A possibilidade do pedido de prisão é uma opção do credor, desde que preenchidos os ditames legais. Sendo que uma parte da doutrina tem se posicionado no sentido de que se mostra inadmissível a prisão civil antes de esgotados todos os meios para a cobrança da obrigação. Ou seja, só seria cabível a prisão se não houvesse outra possibilidade de receber o quantum devido, quer seja por desconto em folha de pagamento, arresto de renda ou bens do devedor, eis que a prisão seria “remédio heróico, só aplicável em casos extremos, por violento ou vexatório".
Esse entendimento, todavia, não é dominante, já que condenaria o credor à lenta e dispendiosa execução expropriatória, visto que tal preterição do meio executório da coação, contraria a natureza e a urgência do crédito. Nessa corrente, vale citar Marmitt (1989, p. 7), para quem:
O caráter coercitivo da custódia por débito alimentar requer que ela seja imposta sem delongas, para que não se constitua em expediente meramente teórico. Sua razão de ser exige que tenha efeitos práticos e expeditos, os quais lhe devem ser inerentes. É inadmissível na espécie qualquer uso de manobras ladinas ou deletéreas, que até podem levar ao definhamento e à morte de crianças inocentes.
Apesar do que foi exposto acima com relação a outras formas de execução, o que realmente importa ao presente estudo é o procedimento executório pelo rito do art. 733 e seguintes do Código de Processo Civil, portanto, deste ponto em diante será analisado processo executório sob este prisma.
2.1. Procedimento Mediante Coerção Pessoal
Muito embora, para muitos a decretação da prisão como medida de coerção pessoal, a fim de compelir o devedor a adimplir com a sua obrigação alimentar, possa parecer uma medida odiosa e ultrapassada, sem dúvida alguma, em termos práticos é a que apresenta resultados mais satisfatórios, já que são comuns situações em que os devedores de alimentos fazem de tudo para furtar-se ao pagamento, mesmo que seja dirigido a filhos de tenra idade, somente pagando as pensões com atraso, se ameaçados de prisão civil, ou quando esta se efetiva.

Dados apresentados:
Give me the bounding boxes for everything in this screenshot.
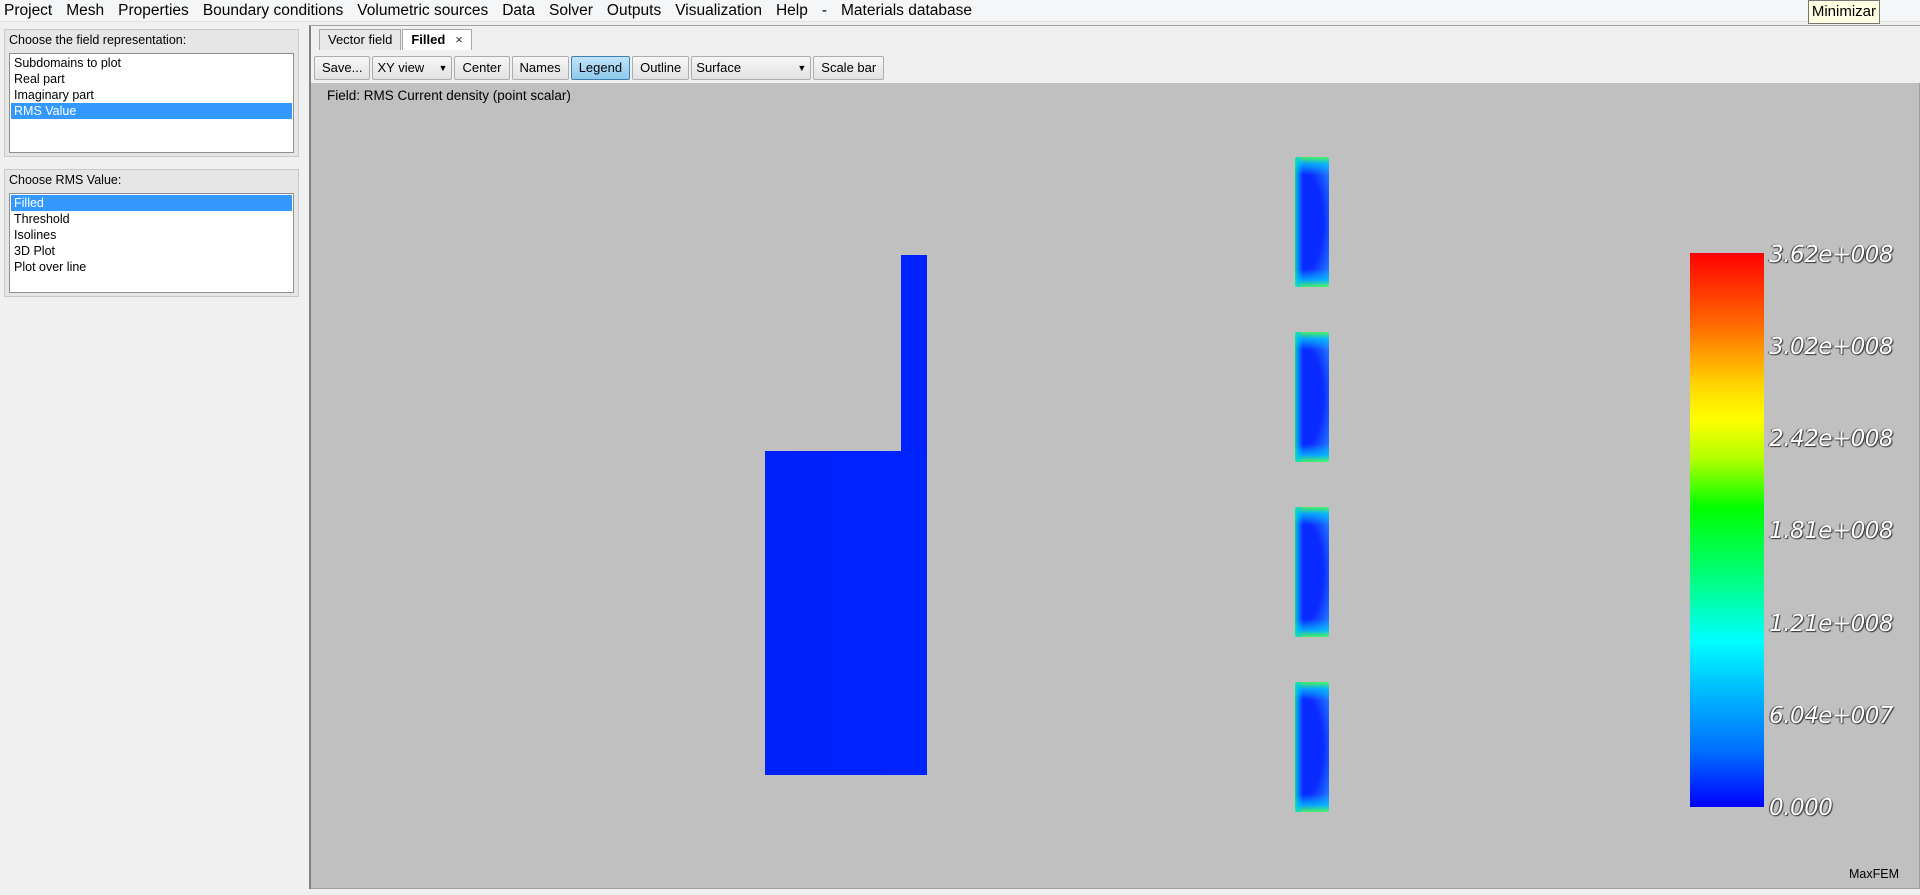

Tarefas e exercícios:
a) Responda com base no trecho:
(i) Segundo a parte da doutrina mencionada no início, por quais meios o credor poderia receber o valor devido antes de se recorrer à prisão?
(ii) Qual autor é citado no trecho, e com que ano e página?
(iii) Por qual rito o estudo passa a analisar o processo executório?
b) Prossiga o texto sobre a prisão civil do devedor de alimentos a partir da última frase apresentada.

Respostas:
a)
(i) Por desconto em folha de pagamento, arresto de renda ou bens do devedor.
(ii) Marmitt, com ano de 1989 e página 7.
(iii) Pelo rito do art. 733 e seguintes do Código de Processo Civil.

b)
Apesar disso, o entendimento jurisprudencial buscou, através da súmula 309 do STJ, limitar o uso de tal medida, visto que esta prescreve que somente poderão ser cobradas pela modalidade executória do art. 733 do CPC as três últimas parcelas vencidas até a citação do executado, bem como as vencidas ao longo do processo.
Tal entendimento se mostra acertado no ponto em que, se a medida coativa tem como pressuposto a urgência na satisfação do débito, não pode o credor ser relapso quanto à cobrança, sob pena de se mostrar pequena sua necessidade, pressuposto essencial na obrigação alimentar. Além disso, o acúmulo de diversas prestações torna o pagamento muito mais difícil, principalmente levando-se em conta que o devedor encontra-se preso. Assim, a súmula 309 do STJ reforça o caráter coativo da medida, em detrimento de um eventual aspecto punitivo da mesma.
Todavia, conforme Dias (2005), apesar de um acerto de intenções, a súmula 309 do STJ apresenta um grave erro formal, visto que limita a aplicação da forma executória do art. 733 do CPC às três parcelas anteriores à citação do devedor, ou seja, o uso do termo citação, levando-se o entendimento jurisprudencial de forma literal, incentiva a escusa do devedor em ser citado, salvo melhor juízo, mais acertado seria, no lugar de citação, o uso da expressão ajuizamento da ação.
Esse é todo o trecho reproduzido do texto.